DIRECTIONS
Among the lines below, count those with "JSON". Give the total alone.
═════ SUPPLIED ENTRIES ═════
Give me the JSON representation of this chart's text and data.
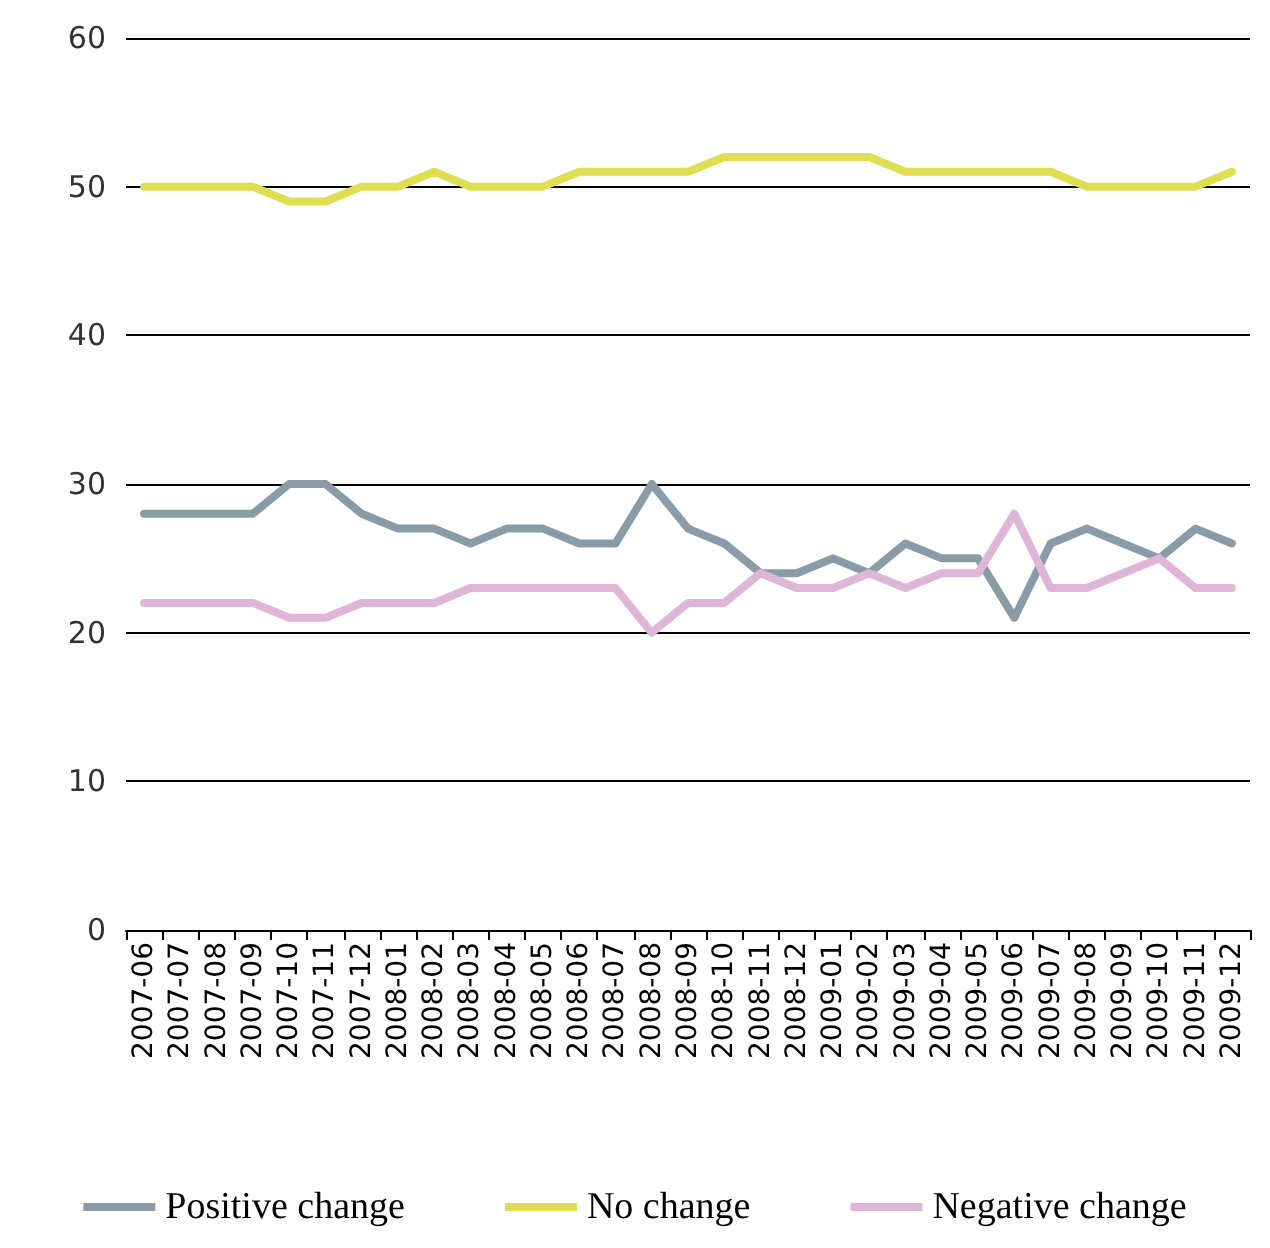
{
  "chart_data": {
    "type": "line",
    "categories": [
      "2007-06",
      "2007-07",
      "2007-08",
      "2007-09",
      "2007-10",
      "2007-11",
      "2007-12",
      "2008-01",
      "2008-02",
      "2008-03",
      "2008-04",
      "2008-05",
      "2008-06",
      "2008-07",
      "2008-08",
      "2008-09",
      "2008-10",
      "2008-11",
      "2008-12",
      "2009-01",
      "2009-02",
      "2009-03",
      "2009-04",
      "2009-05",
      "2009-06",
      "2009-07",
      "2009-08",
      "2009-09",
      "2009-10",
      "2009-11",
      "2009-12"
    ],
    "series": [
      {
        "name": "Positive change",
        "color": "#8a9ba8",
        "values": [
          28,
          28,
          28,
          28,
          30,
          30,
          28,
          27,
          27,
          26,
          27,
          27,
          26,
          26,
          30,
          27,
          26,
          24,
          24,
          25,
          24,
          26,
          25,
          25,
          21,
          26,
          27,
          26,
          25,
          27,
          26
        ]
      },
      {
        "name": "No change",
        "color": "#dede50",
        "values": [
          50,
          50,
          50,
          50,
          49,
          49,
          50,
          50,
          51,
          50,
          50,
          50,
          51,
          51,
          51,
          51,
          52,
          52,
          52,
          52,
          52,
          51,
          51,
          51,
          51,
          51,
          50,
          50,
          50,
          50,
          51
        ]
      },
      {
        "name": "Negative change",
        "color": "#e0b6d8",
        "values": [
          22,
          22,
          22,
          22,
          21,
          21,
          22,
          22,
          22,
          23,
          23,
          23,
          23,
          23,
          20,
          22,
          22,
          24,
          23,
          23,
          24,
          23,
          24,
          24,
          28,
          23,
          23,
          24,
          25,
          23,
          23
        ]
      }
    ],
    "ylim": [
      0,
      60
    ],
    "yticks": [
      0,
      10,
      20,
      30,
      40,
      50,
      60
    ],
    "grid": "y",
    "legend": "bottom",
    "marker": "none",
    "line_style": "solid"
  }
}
═════
═════ SUPPLIED ENTRIES ═════
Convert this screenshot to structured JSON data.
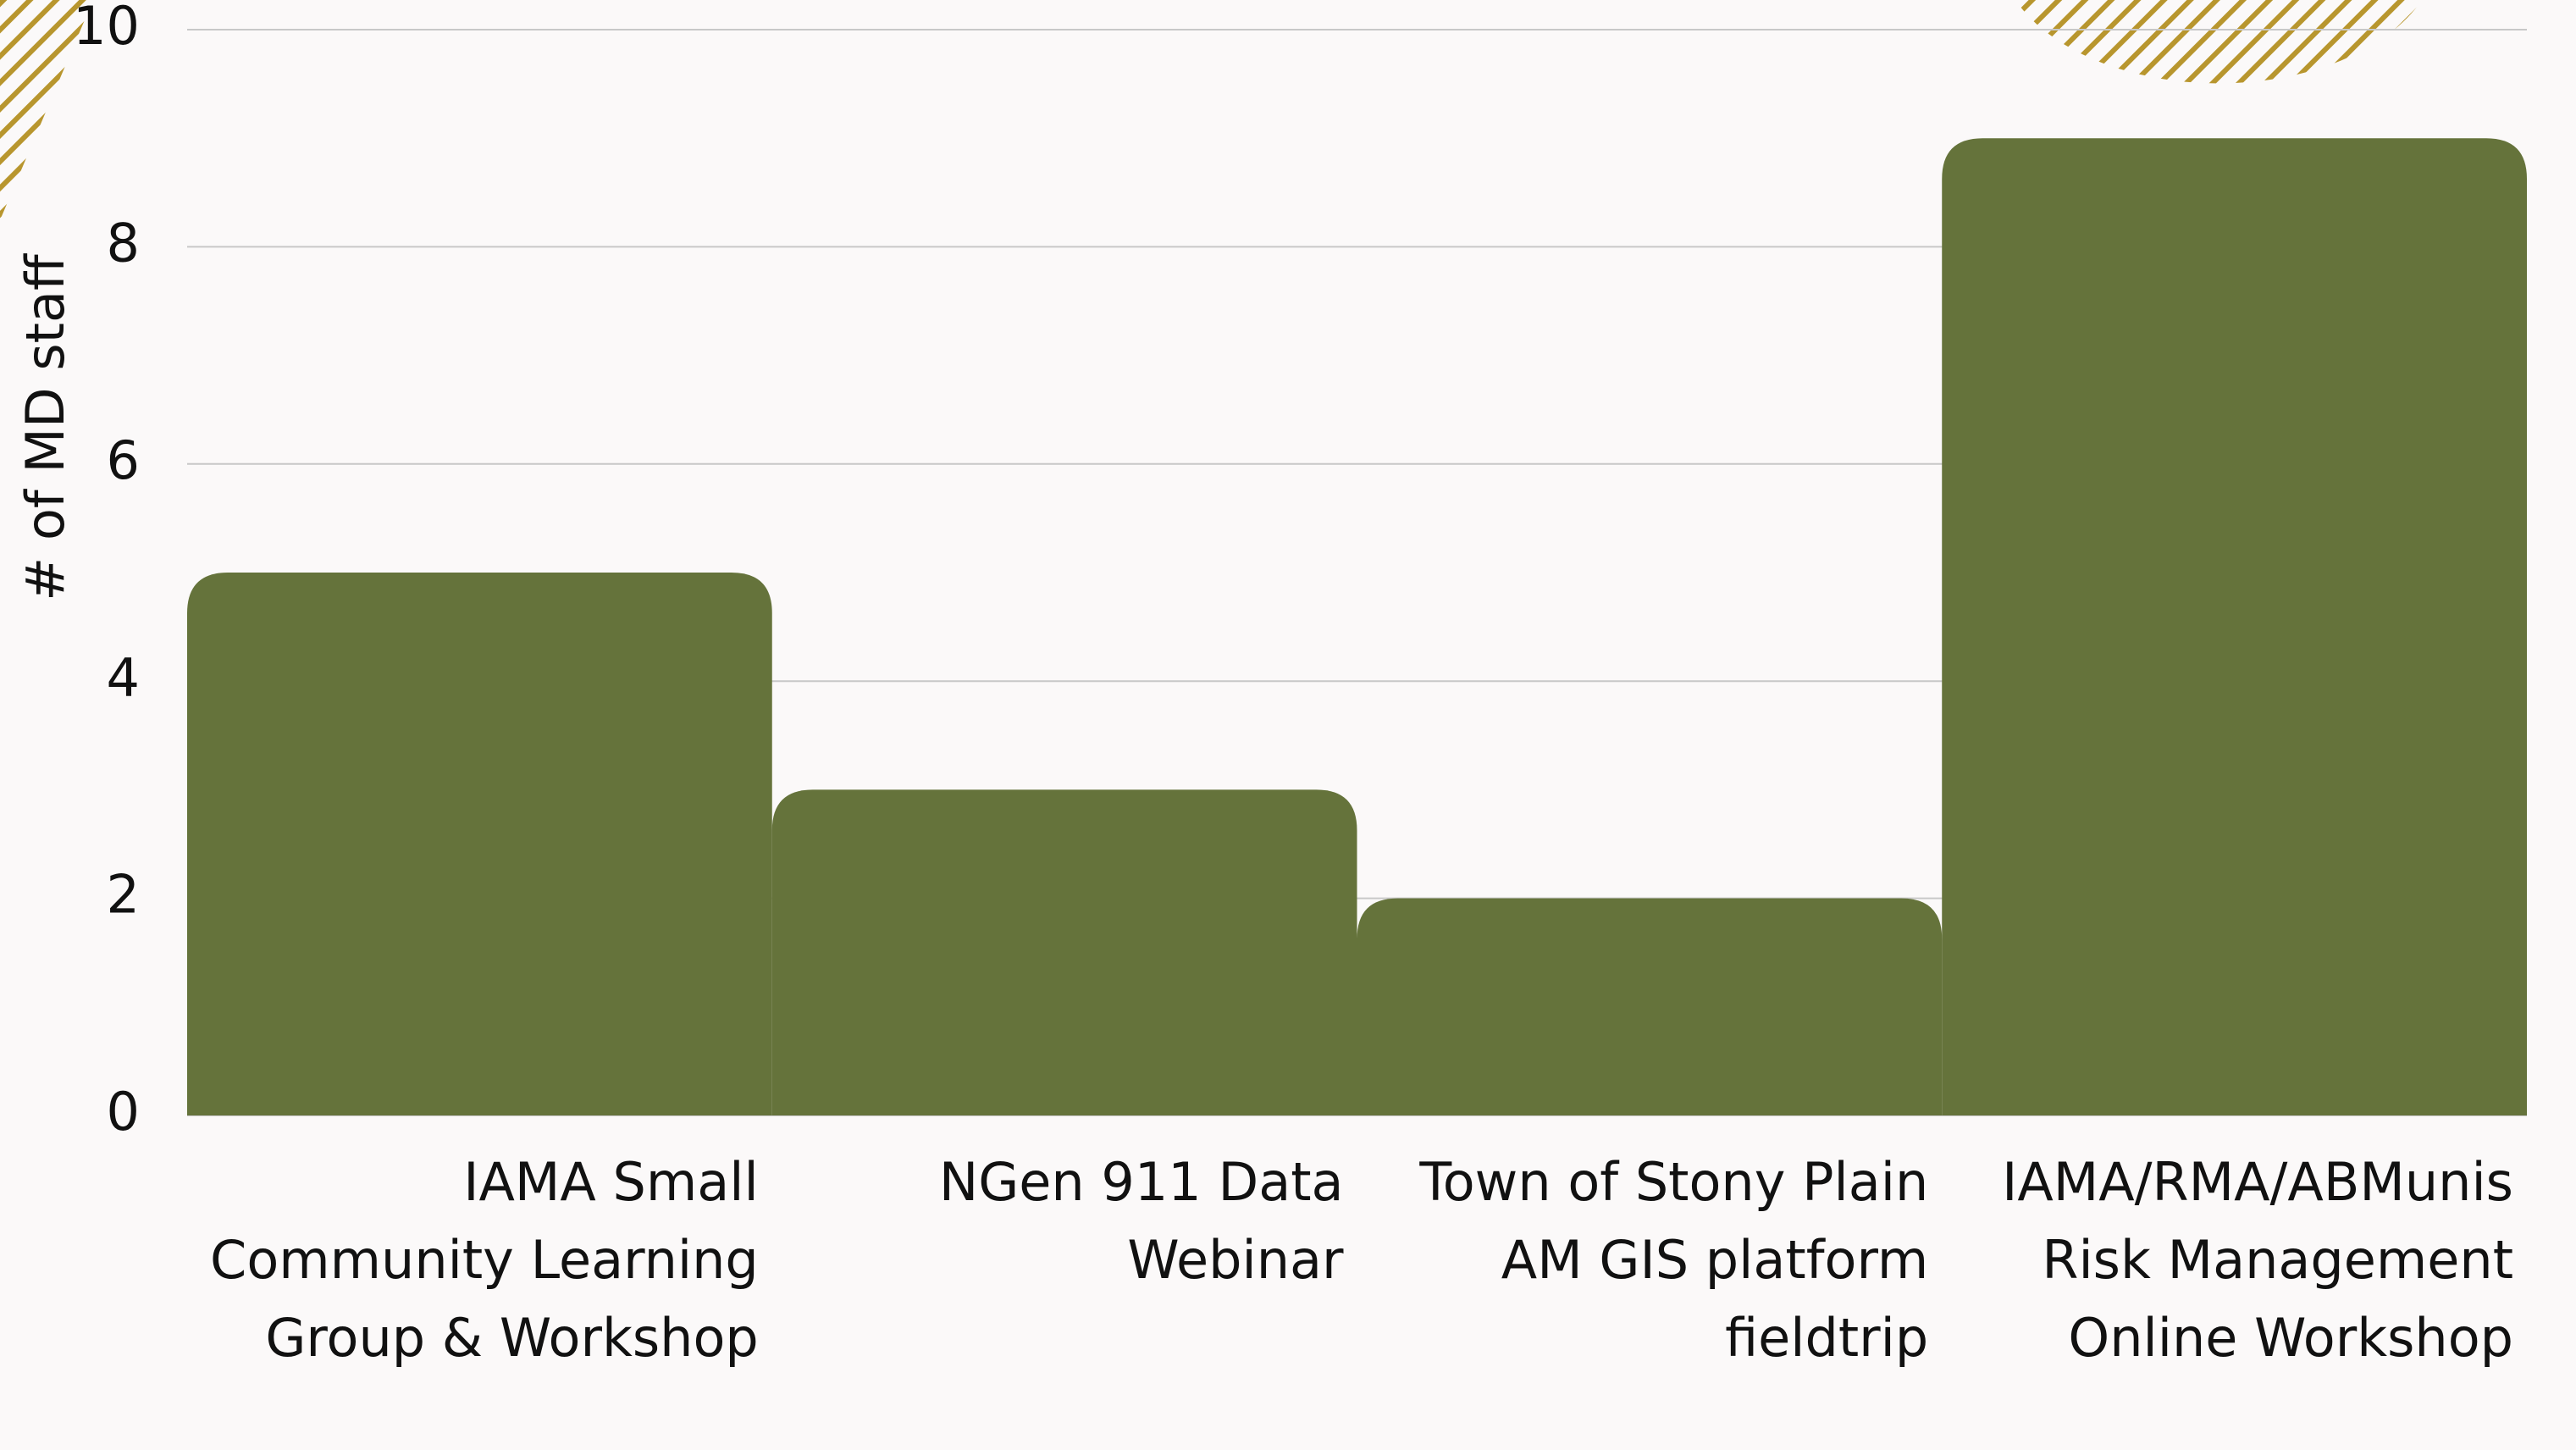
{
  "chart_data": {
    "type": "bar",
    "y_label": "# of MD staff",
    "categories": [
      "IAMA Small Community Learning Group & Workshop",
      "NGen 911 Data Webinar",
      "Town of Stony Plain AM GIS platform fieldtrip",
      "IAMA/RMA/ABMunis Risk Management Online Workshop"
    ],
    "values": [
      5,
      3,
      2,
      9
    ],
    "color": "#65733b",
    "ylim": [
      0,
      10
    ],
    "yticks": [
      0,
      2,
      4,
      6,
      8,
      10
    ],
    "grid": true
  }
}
═════
WORKED SOLUTION
2